§ TASK PROMPT:
Repeat the listing exactly as given, omitting every image.

§ Stored items from a collection:
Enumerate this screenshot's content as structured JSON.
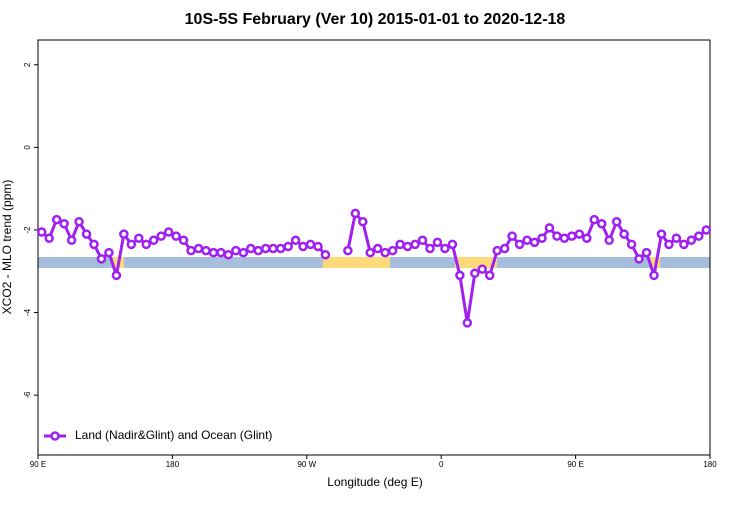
{
  "chart_data": {
    "type": "line",
    "title": "10S-5S February (Ver 10)   2015-01-01 to 2020-12-18",
    "x_label": "Longitude (deg E)",
    "y_label": "XCO2 - MLO trend (ppm)",
    "xlim": [
      90,
      540
    ],
    "xticks": [
      {
        "value": 90,
        "label": "90 E"
      },
      180,
      {
        "value": 270,
        "label": "90 W"
      },
      {
        "value": 360,
        "label": "0"
      },
      {
        "value": 450,
        "label": "90 E"
      },
      {
        "value": 540,
        "label": "180"
      }
    ],
    "ylim": [
      -7.45,
      2.6
    ],
    "yticks": [
      2,
      0,
      -2,
      -4,
      -6
    ],
    "legend": "bottom-left",
    "x": [
      92.5,
      97.5,
      102.5,
      107.5,
      112.5,
      117.5,
      122.5,
      127.5,
      132.5,
      137.5,
      142.5,
      147.5,
      152.5,
      157.5,
      162.5,
      167.5,
      172.5,
      177.5,
      182.5,
      187.5,
      192.5,
      197.5,
      202.5,
      207.5,
      212.5,
      217.5,
      222.5,
      227.5,
      232.5,
      237.5,
      242.5,
      247.5,
      252.5,
      257.5,
      262.5,
      267.5,
      272.5,
      277.5,
      282.5,
      287.5,
      292.5,
      297.5,
      302.5,
      307.5,
      312.5,
      317.5,
      322.5,
      327.5,
      332.5,
      337.5,
      342.5,
      347.5,
      352.5,
      357.5,
      362.5,
      367.5,
      372.5,
      377.5,
      382.5,
      387.5,
      392.5,
      397.5,
      402.5,
      407.5,
      412.5,
      417.5,
      422.5,
      427.5,
      432.5,
      437.5,
      442.5,
      447.5,
      452.5,
      457.5,
      462.5,
      467.5,
      472.5,
      477.5,
      482.5,
      487.5,
      492.5,
      497.5,
      502.5,
      507.5,
      512.5,
      517.5,
      522.5,
      527.5,
      532.5,
      537.5
    ],
    "series": [
      {
        "name": "Land (Nadir&Glint) and Ocean (Glint)",
        "color": "#a020f0",
        "values": [
          -2.05,
          -2.2,
          -1.75,
          -1.85,
          -2.25,
          -1.8,
          -2.1,
          -2.35,
          -2.7,
          -2.55,
          -3.1,
          -2.1,
          -2.35,
          -2.2,
          -2.35,
          -2.25,
          -2.15,
          -2.05,
          -2.15,
          -2.25,
          -2.5,
          -2.45,
          -2.5,
          -2.55,
          -2.55,
          -2.6,
          -2.5,
          -2.55,
          -2.45,
          -2.5,
          -2.45,
          -2.45,
          -2.45,
          -2.4,
          -2.25,
          -2.4,
          -2.35,
          -2.4,
          -2.6,
          null,
          null,
          -2.5,
          -1.6,
          -1.8,
          -2.55,
          -2.45,
          -2.55,
          -2.5,
          -2.35,
          -2.4,
          -2.35,
          -2.25,
          -2.45,
          -2.3,
          -2.45,
          -2.35,
          -3.1,
          -4.25,
          -3.05,
          -2.95,
          -3.1,
          -2.5,
          -2.45,
          -2.15,
          -2.35,
          -2.25,
          -2.3,
          -2.2,
          -1.95,
          -2.15,
          -2.2,
          -2.15,
          -2.1,
          -2.2,
          -1.75,
          -1.85,
          -2.25,
          -1.8,
          -2.1,
          -2.35,
          -2.7,
          -2.55,
          -3.1,
          -2.1,
          -2.35,
          -2.2,
          -2.35,
          -2.25,
          -2.15,
          -2.0
        ]
      }
    ]
  }
}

§ ANSWER TO THIS EXERCISE:
Enumerate this screenshot's content as structured JSON.
{
  "chart_data": {
    "type": "line",
    "title": "10S-5S February (Ver 10)   2015-01-01 to 2020-12-18",
    "x_label": "Longitude (deg E)",
    "y_label": "XCO2 - MLO trend (ppm)",
    "xlim": [
      90,
      540
    ],
    "xticks": [
      {
        "value": 90,
        "label": "90 E"
      },
      180,
      {
        "value": 270,
        "label": "90 W"
      },
      {
        "value": 360,
        "label": "0"
      },
      {
        "value": 450,
        "label": "90 E"
      },
      {
        "value": 540,
        "label": "180"
      }
    ],
    "ylim": [
      -7.45,
      2.6
    ],
    "yticks": [
      2,
      0,
      -2,
      -4,
      -6
    ],
    "legend": "bottom-left",
    "x": [
      92.5,
      97.5,
      102.5,
      107.5,
      112.5,
      117.5,
      122.5,
      127.5,
      132.5,
      137.5,
      142.5,
      147.5,
      152.5,
      157.5,
      162.5,
      167.5,
      172.5,
      177.5,
      182.5,
      187.5,
      192.5,
      197.5,
      202.5,
      207.5,
      212.5,
      217.5,
      222.5,
      227.5,
      232.5,
      237.5,
      242.5,
      247.5,
      252.5,
      257.5,
      262.5,
      267.5,
      272.5,
      277.5,
      282.5,
      287.5,
      292.5,
      297.5,
      302.5,
      307.5,
      312.5,
      317.5,
      322.5,
      327.5,
      332.5,
      337.5,
      342.5,
      347.5,
      352.5,
      357.5,
      362.5,
      367.5,
      372.5,
      377.5,
      382.5,
      387.5,
      392.5,
      397.5,
      402.5,
      407.5,
      412.5,
      417.5,
      422.5,
      427.5,
      432.5,
      437.5,
      442.5,
      447.5,
      452.5,
      457.5,
      462.5,
      467.5,
      472.5,
      477.5,
      482.5,
      487.5,
      492.5,
      497.5,
      502.5,
      507.5,
      512.5,
      517.5,
      522.5,
      527.5,
      532.5,
      537.5
    ],
    "series": [
      {
        "name": "Land (Nadir&Glint) and Ocean (Glint)",
        "color": "#a020f0",
        "values": [
          -2.05,
          -2.2,
          -1.75,
          -1.85,
          -2.25,
          -1.8,
          -2.1,
          -2.35,
          -2.7,
          -2.55,
          -3.1,
          -2.1,
          -2.35,
          -2.2,
          -2.35,
          -2.25,
          -2.15,
          -2.05,
          -2.15,
          -2.25,
          -2.5,
          -2.45,
          -2.5,
          -2.55,
          -2.55,
          -2.6,
          -2.5,
          -2.55,
          -2.45,
          -2.5,
          -2.45,
          -2.45,
          -2.45,
          -2.4,
          -2.25,
          -2.4,
          -2.35,
          -2.4,
          -2.6,
          null,
          null,
          -2.5,
          -1.6,
          -1.8,
          -2.55,
          -2.45,
          -2.55,
          -2.5,
          -2.35,
          -2.4,
          -2.35,
          -2.25,
          -2.45,
          -2.3,
          -2.45,
          -2.35,
          -3.1,
          -4.25,
          -3.05,
          -2.95,
          -3.1,
          -2.5,
          -2.45,
          -2.15,
          -2.35,
          -2.25,
          -2.3,
          -2.2,
          -1.95,
          -2.15,
          -2.2,
          -2.15,
          -2.1,
          -2.2,
          -1.75,
          -1.85,
          -2.25,
          -1.8,
          -2.1,
          -2.35,
          -2.7,
          -2.55,
          -3.1,
          -2.1,
          -2.35,
          -2.2,
          -2.35,
          -2.25,
          -2.15,
          -2.0
        ]
      }
    ]
  }
}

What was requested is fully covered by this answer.